--- Extracted records ---

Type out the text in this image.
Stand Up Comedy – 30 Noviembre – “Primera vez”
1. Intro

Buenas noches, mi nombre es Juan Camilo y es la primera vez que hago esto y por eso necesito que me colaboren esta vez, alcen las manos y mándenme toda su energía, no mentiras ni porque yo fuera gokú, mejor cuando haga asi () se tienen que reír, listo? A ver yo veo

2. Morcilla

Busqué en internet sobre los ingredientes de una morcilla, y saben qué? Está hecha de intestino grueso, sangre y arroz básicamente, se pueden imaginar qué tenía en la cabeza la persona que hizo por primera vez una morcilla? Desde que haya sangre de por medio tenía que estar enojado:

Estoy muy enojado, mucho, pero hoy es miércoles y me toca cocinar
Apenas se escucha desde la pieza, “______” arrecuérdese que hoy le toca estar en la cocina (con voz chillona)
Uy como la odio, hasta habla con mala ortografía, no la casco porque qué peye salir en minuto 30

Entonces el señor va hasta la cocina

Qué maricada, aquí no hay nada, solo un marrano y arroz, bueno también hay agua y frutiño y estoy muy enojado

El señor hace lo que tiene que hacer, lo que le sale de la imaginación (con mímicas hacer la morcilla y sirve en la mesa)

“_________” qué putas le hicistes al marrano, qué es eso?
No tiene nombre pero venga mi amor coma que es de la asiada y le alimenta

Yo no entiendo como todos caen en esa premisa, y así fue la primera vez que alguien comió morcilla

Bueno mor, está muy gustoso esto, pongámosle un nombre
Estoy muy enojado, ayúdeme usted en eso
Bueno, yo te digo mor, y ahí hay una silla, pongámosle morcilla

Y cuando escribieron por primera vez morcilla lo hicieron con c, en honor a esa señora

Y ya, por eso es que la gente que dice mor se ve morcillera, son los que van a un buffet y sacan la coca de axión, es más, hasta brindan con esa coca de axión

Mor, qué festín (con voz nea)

---

> Set exercise
Show the lines of the records that contain the word "marrano".

> Result of the exercise
Qué maricada, aquí no hay nada, solo un marrano y arroz, bueno también hay agua y frutiño y estoy muy enojado
“_________” qué putas le hicistes al marrano, qué es eso?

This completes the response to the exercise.